# DATA ENTRIES
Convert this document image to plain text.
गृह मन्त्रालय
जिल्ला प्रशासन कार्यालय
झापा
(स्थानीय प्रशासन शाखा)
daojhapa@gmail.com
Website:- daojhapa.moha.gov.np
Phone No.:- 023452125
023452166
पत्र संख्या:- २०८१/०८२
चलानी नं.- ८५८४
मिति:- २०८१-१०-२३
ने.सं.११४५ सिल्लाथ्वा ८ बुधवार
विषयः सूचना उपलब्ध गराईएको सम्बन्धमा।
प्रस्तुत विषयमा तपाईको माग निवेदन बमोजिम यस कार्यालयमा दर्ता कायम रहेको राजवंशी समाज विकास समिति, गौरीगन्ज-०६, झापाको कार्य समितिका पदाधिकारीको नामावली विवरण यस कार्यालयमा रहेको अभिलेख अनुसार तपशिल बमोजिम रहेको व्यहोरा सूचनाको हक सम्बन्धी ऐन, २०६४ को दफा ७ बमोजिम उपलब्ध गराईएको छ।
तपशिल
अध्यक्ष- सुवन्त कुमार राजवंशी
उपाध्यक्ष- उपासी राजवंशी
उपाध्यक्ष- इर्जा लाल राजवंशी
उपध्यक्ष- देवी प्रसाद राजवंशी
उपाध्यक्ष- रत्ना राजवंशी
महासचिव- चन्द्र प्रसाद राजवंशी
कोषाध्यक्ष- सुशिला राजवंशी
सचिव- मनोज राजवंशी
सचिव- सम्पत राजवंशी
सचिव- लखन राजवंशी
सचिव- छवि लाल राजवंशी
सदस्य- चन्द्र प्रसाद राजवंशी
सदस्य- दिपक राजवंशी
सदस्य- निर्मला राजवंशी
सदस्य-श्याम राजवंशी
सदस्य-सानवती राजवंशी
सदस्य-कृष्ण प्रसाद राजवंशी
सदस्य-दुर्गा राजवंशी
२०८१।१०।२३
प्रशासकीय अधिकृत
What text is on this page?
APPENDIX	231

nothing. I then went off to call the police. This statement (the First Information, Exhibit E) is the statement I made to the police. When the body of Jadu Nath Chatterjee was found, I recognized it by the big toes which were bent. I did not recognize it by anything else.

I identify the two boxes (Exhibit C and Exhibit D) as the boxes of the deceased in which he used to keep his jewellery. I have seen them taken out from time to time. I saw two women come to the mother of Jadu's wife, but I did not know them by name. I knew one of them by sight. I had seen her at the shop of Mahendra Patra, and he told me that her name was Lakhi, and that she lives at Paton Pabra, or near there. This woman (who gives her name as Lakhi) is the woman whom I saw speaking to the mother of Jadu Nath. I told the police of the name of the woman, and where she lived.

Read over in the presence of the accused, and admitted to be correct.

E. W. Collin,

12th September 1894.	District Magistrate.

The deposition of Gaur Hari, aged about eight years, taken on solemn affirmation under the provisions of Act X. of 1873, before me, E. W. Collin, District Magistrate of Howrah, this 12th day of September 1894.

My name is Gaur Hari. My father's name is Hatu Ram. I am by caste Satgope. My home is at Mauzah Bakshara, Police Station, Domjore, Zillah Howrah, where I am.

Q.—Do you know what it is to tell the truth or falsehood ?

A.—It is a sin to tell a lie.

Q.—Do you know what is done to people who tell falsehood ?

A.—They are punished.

==

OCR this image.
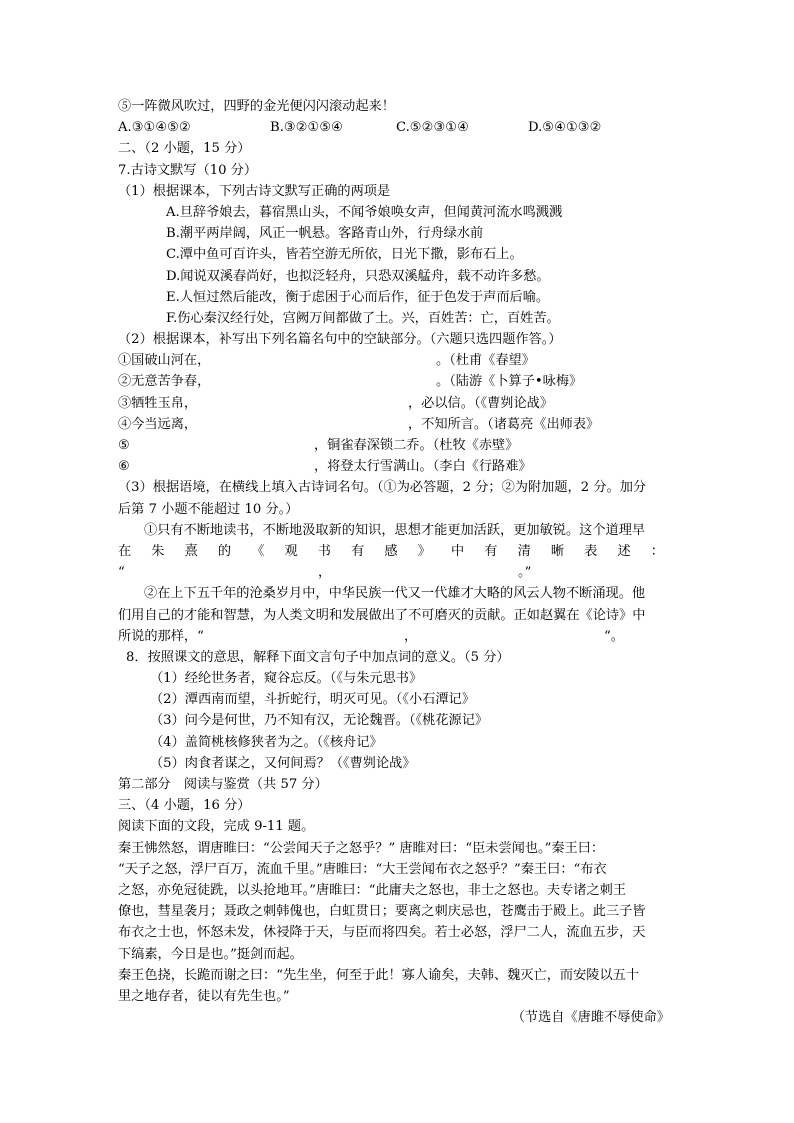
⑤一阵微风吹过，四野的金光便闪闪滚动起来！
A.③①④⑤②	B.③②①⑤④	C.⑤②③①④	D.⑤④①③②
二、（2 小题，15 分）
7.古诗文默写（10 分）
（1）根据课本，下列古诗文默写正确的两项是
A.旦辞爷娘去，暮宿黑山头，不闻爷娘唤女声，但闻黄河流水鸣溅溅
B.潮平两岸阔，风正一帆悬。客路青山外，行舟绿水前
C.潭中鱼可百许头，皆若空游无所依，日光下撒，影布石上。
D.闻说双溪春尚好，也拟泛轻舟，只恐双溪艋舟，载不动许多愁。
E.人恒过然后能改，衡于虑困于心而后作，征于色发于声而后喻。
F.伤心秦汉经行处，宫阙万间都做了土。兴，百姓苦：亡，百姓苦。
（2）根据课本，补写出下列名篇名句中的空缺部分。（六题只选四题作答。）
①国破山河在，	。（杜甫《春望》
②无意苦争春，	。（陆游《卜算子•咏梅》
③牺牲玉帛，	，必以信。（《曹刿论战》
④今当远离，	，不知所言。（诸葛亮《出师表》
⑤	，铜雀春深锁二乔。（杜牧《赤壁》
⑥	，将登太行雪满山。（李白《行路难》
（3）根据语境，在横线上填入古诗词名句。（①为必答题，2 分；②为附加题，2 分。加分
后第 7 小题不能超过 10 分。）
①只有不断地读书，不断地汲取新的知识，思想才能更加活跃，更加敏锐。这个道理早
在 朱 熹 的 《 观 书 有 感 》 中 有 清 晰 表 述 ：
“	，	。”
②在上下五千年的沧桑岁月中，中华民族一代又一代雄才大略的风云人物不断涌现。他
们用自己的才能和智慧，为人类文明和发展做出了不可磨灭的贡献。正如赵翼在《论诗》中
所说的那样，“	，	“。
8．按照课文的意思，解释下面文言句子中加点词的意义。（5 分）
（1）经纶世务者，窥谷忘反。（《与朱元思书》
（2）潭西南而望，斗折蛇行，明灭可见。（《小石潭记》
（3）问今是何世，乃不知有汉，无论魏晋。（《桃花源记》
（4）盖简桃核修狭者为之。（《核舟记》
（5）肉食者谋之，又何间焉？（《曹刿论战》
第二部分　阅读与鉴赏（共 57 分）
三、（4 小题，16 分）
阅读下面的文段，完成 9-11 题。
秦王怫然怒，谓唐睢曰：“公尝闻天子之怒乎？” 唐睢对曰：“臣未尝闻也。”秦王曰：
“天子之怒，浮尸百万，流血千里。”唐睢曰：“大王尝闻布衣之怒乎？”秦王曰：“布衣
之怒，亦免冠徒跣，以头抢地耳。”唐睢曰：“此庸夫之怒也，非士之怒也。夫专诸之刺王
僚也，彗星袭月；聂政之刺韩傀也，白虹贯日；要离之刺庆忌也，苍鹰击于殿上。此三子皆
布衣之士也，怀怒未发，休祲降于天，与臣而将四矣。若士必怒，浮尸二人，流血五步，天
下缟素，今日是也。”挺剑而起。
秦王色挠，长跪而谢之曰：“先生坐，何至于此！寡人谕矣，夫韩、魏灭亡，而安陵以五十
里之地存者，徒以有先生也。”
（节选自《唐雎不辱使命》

# EXERCISE BRIEF
Make a list of all lines in the data that contain "Gaur".

# SOLUTION TO THIS TASK
The deposition of Gaur Hari, aged about eight years, taken on solemn affirmation under the provisions of Act X. of 1873, before me, E. W. Collin, District Magistrate of Howrah, this 12th day of September 1894.
My name is Gaur Hari. My father's name is Hatu Ram. I am by caste Satgope. My home is at Mauzah Bakshara, Police Station, Domjore, Zillah Howrah, where I am.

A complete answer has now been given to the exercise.